* [WRITTEN PROBLEM]: Repeat each line exactly as it is written.

* [AVAILABLE DATA]:
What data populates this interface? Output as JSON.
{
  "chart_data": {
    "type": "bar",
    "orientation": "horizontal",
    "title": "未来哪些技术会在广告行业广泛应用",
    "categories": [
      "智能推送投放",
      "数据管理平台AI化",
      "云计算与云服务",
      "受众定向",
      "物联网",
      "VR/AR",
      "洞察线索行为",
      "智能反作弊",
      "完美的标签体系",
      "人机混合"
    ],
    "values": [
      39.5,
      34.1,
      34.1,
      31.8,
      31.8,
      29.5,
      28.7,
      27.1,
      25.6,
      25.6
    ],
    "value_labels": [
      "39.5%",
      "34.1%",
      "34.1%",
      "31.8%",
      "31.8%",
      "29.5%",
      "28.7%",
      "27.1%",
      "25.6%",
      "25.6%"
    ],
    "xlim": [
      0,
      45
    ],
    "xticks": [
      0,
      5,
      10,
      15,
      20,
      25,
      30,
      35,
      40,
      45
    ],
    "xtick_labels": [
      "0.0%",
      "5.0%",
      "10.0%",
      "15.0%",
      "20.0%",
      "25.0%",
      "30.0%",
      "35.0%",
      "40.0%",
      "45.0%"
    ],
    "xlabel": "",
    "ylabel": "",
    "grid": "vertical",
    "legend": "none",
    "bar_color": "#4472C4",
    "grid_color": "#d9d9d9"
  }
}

* [PROBLEM SOLUTION]:
What data populates this interface? Output as JSON.
{
  "chart_data": {
    "type": "bar",
    "orientation": "horizontal",
    "title": "未来哪些技术会在广告行业广泛应用",
    "categories": [
      "智能推送投放",
      "数据管理平台AI化",
      "云计算与云服务",
      "受众定向",
      "物联网",
      "VR/AR",
      "洞察线索行为",
      "智能反作弊",
      "完美的标签体系",
      "人机混合"
    ],
    "values": [
      39.5,
      34.1,
      34.1,
      31.8,
      31.8,
      29.5,
      28.7,
      27.1,
      25.6,
      25.6
    ],
    "value_labels": [
      "39.5%",
      "34.1%",
      "34.1%",
      "31.8%",
      "31.8%",
      "29.5%",
      "28.7%",
      "27.1%",
      "25.6%",
      "25.6%"
    ],
    "xlim": [
      0,
      45
    ],
    "xticks": [
      0,
      5,
      10,
      15,
      20,
      25,
      30,
      35,
      40,
      45
    ],
    "xtick_labels": [
      "0.0%",
      "5.0%",
      "10.0%",
      "15.0%",
      "20.0%",
      "25.0%",
      "30.0%",
      "35.0%",
      "40.0%",
      "45.0%"
    ],
    "xlabel": "",
    "ylabel": "",
    "grid": "vertical",
    "legend": "none",
    "bar_color": "#4472C4",
    "grid_color": "#d9d9d9"
  }
}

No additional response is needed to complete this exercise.